In your copy, leave out the pictures; write out all the data exactly.
— BEGIN —
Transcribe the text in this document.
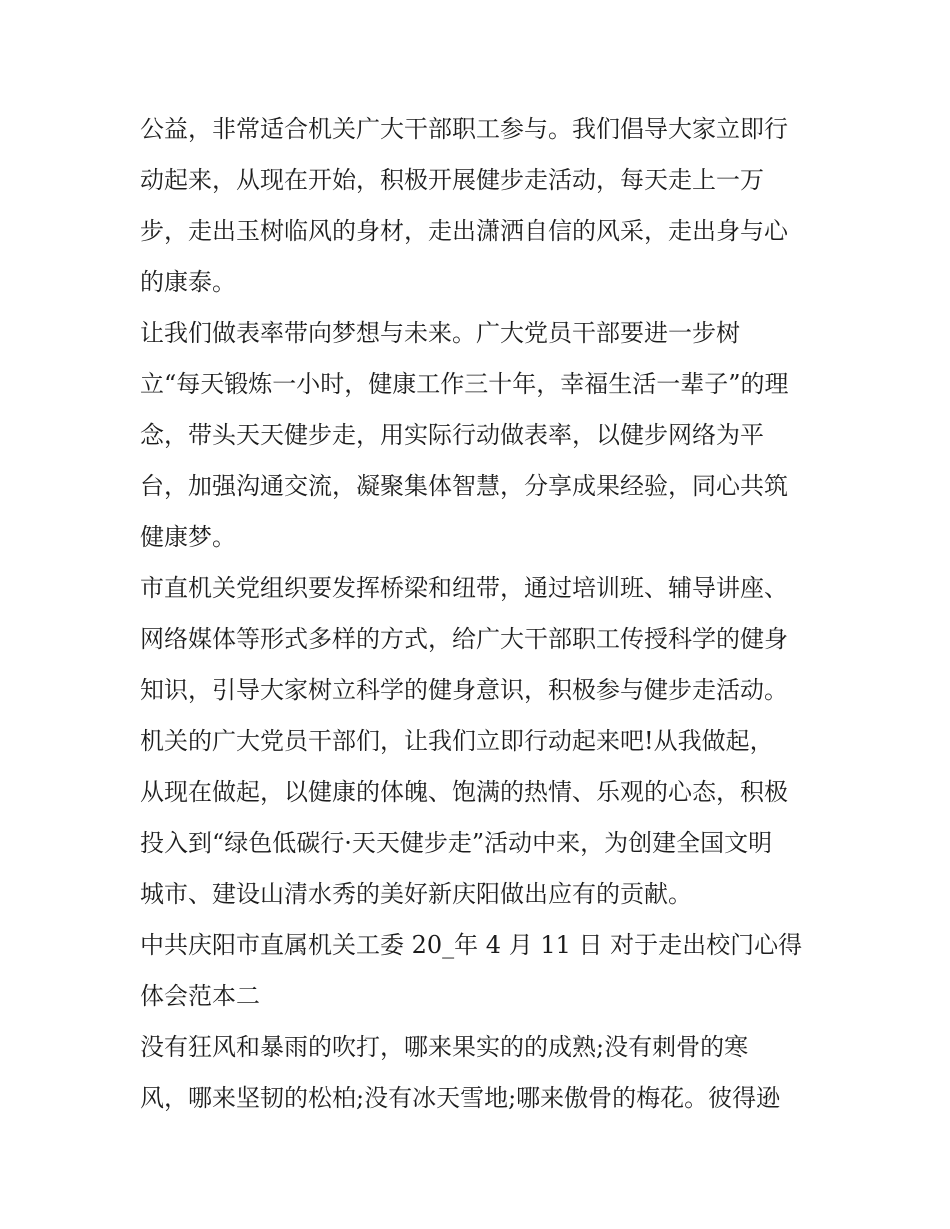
公益，非常适合机关广大干部职工参与。我们倡导大家立即行
动起来，从现在开始，积极开展健步走活动，每天走上一万
步，走出玉树临风的身材，走出潇洒自信的风采，走出身与心
的康泰。
让我们做表率带向梦想与未来。广大党员干部要进一步树
立“每天锻炼一小时，健康工作三十年，幸福生活一辈子”的理
念，带头天天健步走，用实际行动做表率，以健步网络为平
台，加强沟通交流，凝聚集体智慧，分享成果经验，同心共筑
健康梦。
市直机关党组织要发挥桥梁和纽带，通过培训班、辅导讲座、
网络媒体等形式多样的方式，给广大干部职工传授科学的健身
知识，引导大家树立科学的健身意识，积极参与健步走活动。
机关的广大党员干部们，让我们立即行动起来吧!从我做起，
从现在做起，以健康的体魄、饱满的热情、乐观的心态，积极
投入到“绿色低碳行·天天健步走”活动中来，为创建全国文明
城市、建设山清水秀的美好新庆阳做出应有的贡献。
中共庆阳市直属机关工委 20_年 4 月 11 日 对于走出校门心得
体会范本二
没有狂风和暴雨的吹打，哪来果实的的成熟;没有刺骨的寒
风，哪来坚韧的松柏;没有冰天雪地;哪来傲骨的梅花。彼得逊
— END —
Solution to this problem:
Transcribe the text in this document.
公益，非常适合机关广大干部职工参与。我们倡导大家立即行
动起来，从现在开始，积极开展健步走活动，每天走上一万
步，走出玉树临风的身材，走出潇洒自信的风采，走出身与心
的康泰。
让我们做表率带向梦想与未来。广大党员干部要进一步树
立“每天锻炼一小时，健康工作三十年，幸福生活一辈子”的理
念，带头天天健步走，用实际行动做表率，以健步网络为平
台，加强沟通交流，凝聚集体智慧，分享成果经验，同心共筑
健康梦。
市直机关党组织要发挥桥梁和纽带，通过培训班、辅导讲座、
网络媒体等形式多样的方式，给广大干部职工传授科学的健身
知识，引导大家树立科学的健身意识，积极参与健步走活动。
机关的广大党员干部们，让我们立即行动起来吧!从我做起，
从现在做起，以健康的体魄、饱满的热情、乐观的心态，积极
投入到“绿色低碳行·天天健步走”活动中来，为创建全国文明
城市、建设山清水秀的美好新庆阳做出应有的贡献。
中共庆阳市直属机关工委 20_年 4 月 11 日 对于走出校门心得
体会范本二
没有狂风和暴雨的吹打，哪来果实的的成熟;没有刺骨的寒
风，哪来坚韧的松柏;没有冰天雪地;哪来傲骨的梅花。彼得逊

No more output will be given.